--- start of Working data ---

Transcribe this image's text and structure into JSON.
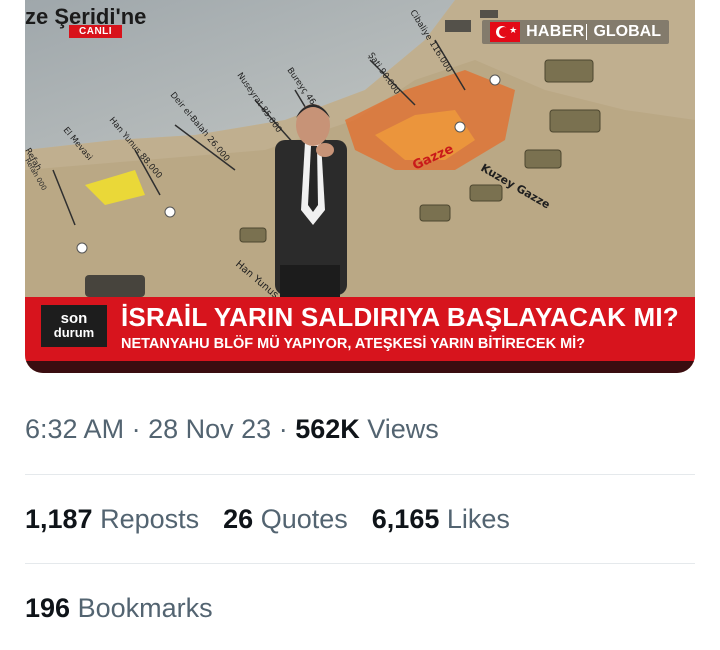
{
  "video": {
    "overlay_title": "ze Şeridi'ne",
    "live_badge": "CANLI",
    "channel_name_1": "HABER",
    "channel_name_2": "GLOBAL",
    "ticker_logo_1": "son",
    "ticker_logo_2": "durum",
    "headline": "İSRAİL YARIN SALDIRIYA BAŞLAYACAK MI?",
    "subheadline": "NETANYAHU BLÖF MÜ YAPIYOR, ATEŞKESİ YARIN BİTİRECEK Mİ?",
    "map_labels": [
      "Refah",
      "El Mevasi",
      "Han Yunus 88.000",
      "Deir el-Balah 26.000",
      "Nuseyrat 85.000",
      "Bureyç 46.000",
      "Şati 90.000",
      "Cibaliye 116.000",
      "Kuzey Gazze",
      "Gazze",
      "Han Yunus",
      "Refah 000"
    ],
    "colors": {
      "ticker_red": "#d7141d",
      "brand_red": "#e30a17"
    }
  },
  "tweet": {
    "time": "6:32 AM",
    "date": "28 Nov 23",
    "views_count": "562K",
    "views_label": "Views",
    "reposts_count": "1,187",
    "reposts_label": "Reposts",
    "quotes_count": "26",
    "quotes_label": "Quotes",
    "likes_count": "6,165",
    "likes_label": "Likes",
    "bookmarks_count": "196",
    "bookmarks_label": "Bookmarks"
  }
}
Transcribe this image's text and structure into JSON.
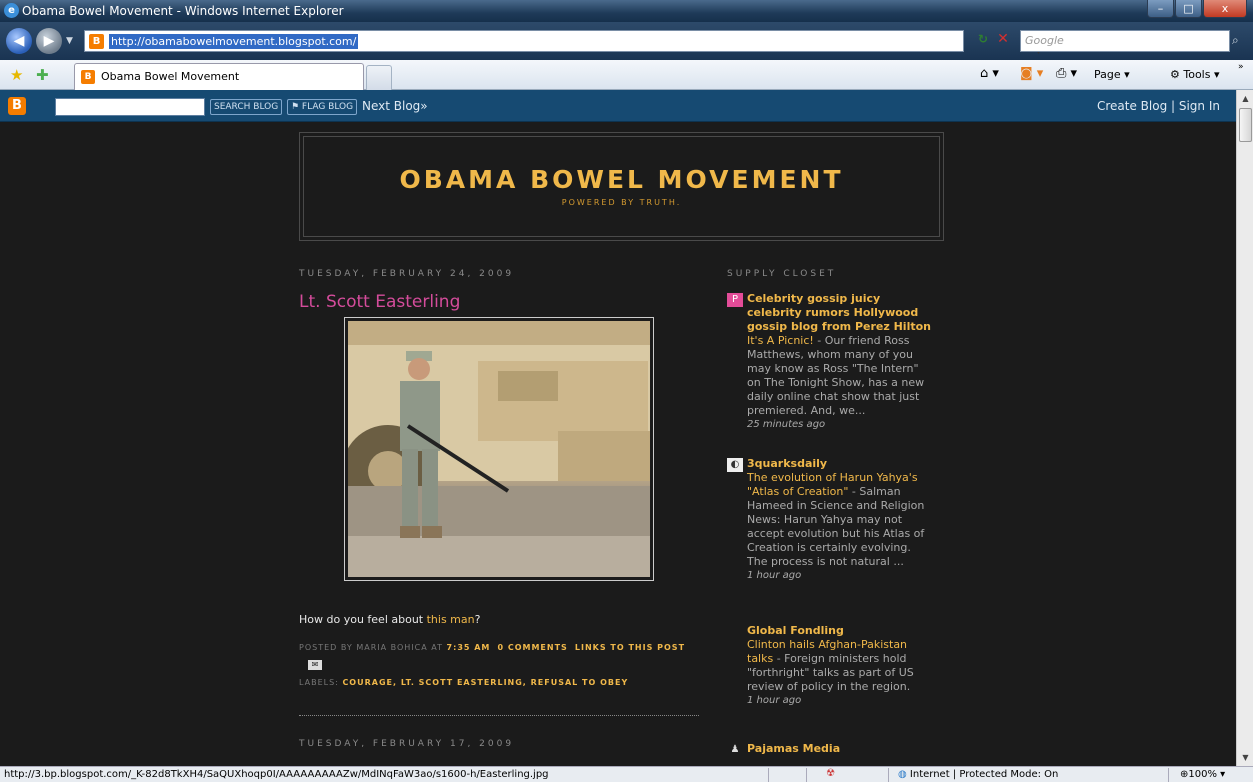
{
  "window": {
    "title": "Obama Bowel Movement - Windows Internet Explorer",
    "minimize": "–",
    "maximize": "□",
    "close": "x"
  },
  "address_bar": {
    "url": "http://obamabowelmovement.blogspot.com/",
    "search_placeholder": "Google"
  },
  "tabs": [
    {
      "label": "Obama Bowel Movement"
    }
  ],
  "commands": {
    "page": "Page ▾",
    "tools": "Tools ▾"
  },
  "navbar": {
    "search_button": "SEARCH BLOG",
    "flag_button": "⚑ FLAG BLOG",
    "next_blog": "Next Blog»",
    "right_links": "Create Blog | Sign In"
  },
  "blog": {
    "title": "OBAMA BOWEL MOVEMENT",
    "tagline": "POWERED BY TRUTH."
  },
  "posts": [
    {
      "date": "TUESDAY, FEBRUARY 24, 2009",
      "title": "Lt. Scott Easterling",
      "body_prefix": "How do you feel about ",
      "body_link": "this man",
      "body_suffix": "?",
      "posted_by_prefix": "POSTED BY MARIA BOHICA AT ",
      "time": "7:35 AM",
      "comments": "0 COMMENTS",
      "links": "LINKS TO THIS POST",
      "labels_prefix": "LABELS: ",
      "labels": "COURAGE, LT. SCOTT EASTERLING, REFUSAL TO OBEY"
    },
    {
      "date": "TUESDAY, FEBRUARY 17, 2009"
    }
  ],
  "sidebar": {
    "title": "SUPPLY CLOSET",
    "feeds": [
      {
        "icon": "perez-icon",
        "name": "Celebrity gossip juicy celebrity rumors Hollywood gossip blog from Perez Hilton",
        "item_link": "It's A Picnic!",
        "item_text": " - Our friend Ross Matthews, whom many of you may know as Ross \"The Intern\" on The Tonight Show, has a new daily online chat show that just premiered. And, we...",
        "time": "25 minutes ago"
      },
      {
        "icon": "quarks-icon",
        "name": "3quarksdaily",
        "item_link": "The evolution of Harun Yahya's \"Atlas of Creation\"",
        "item_text": " - Salman Hameed in Science and Religion News: Harun Yahya may not accept evolution but his Atlas of Creation is certainly evolving. The process is not natural ...",
        "time": "1 hour ago"
      },
      {
        "icon": "",
        "name": "Global Fondling",
        "item_link": "Clinton hails Afghan-Pakistan talks",
        "item_text": " - Foreign ministers hold \"forthright\" talks as part of US review of policy in the region.",
        "time": "1 hour ago"
      },
      {
        "icon": "pajamas-icon",
        "name": "Pajamas Media",
        "item_link": "",
        "item_text": "",
        "time": ""
      }
    ]
  },
  "status_bar": {
    "url": "http://3.bp.blogspot.com/_K-82d8TkXH4/SaQUXhoqp0I/AAAAAAAAAZw/MdINqFaW3ao/s1600-h/Easterling.jpg",
    "zone": "Internet | Protected Mode: On",
    "zoom": "100%"
  }
}
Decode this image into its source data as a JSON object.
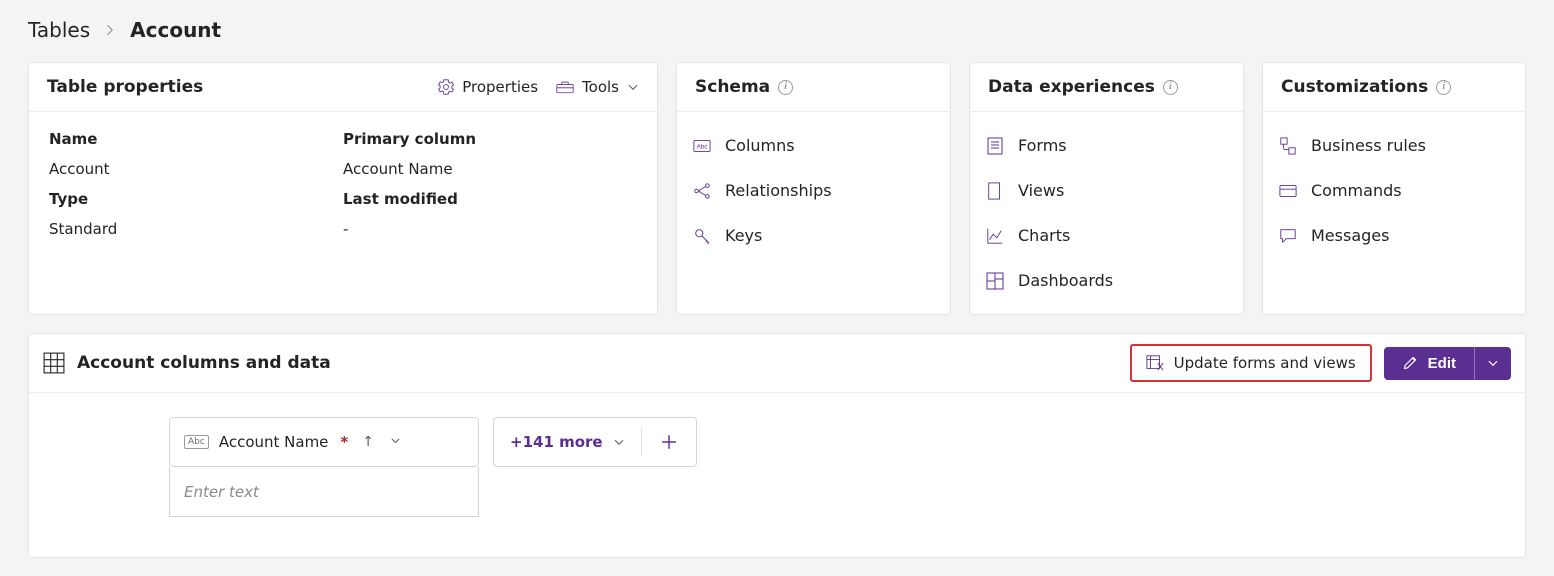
{
  "breadcrumb": {
    "root": "Tables",
    "current": "Account"
  },
  "cards": {
    "properties": {
      "title": "Table properties",
      "actions": {
        "properties": "Properties",
        "tools": "Tools"
      },
      "fields": {
        "name_label": "Name",
        "name_value": "Account",
        "primary_label": "Primary column",
        "primary_value": "Account Name",
        "type_label": "Type",
        "type_value": "Standard",
        "modified_label": "Last modified",
        "modified_value": "-"
      }
    },
    "schema": {
      "title": "Schema",
      "items": {
        "columns": "Columns",
        "relationships": "Relationships",
        "keys": "Keys"
      }
    },
    "data_experiences": {
      "title": "Data experiences",
      "items": {
        "forms": "Forms",
        "views": "Views",
        "charts": "Charts",
        "dashboards": "Dashboards"
      }
    },
    "customizations": {
      "title": "Customizations",
      "items": {
        "business_rules": "Business rules",
        "commands": "Commands",
        "messages": "Messages"
      }
    }
  },
  "bottom": {
    "title": "Account columns and data",
    "update_label": "Update forms and views",
    "edit_label": "Edit",
    "column_name": "Account Name",
    "more_label": "+141 more",
    "enter_placeholder": "Enter text"
  }
}
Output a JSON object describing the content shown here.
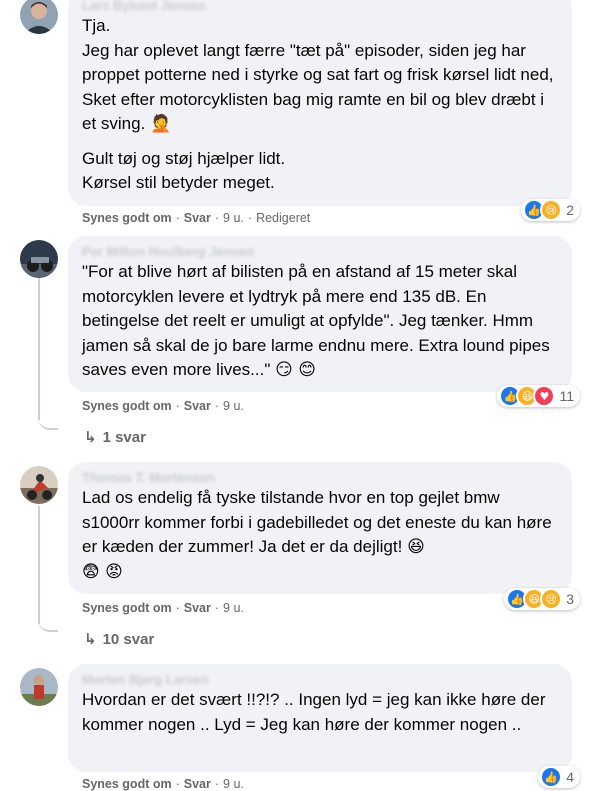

--- end of Working data ---

A number is the only answer here: how many lines of the material above contain "object"?

Final result
2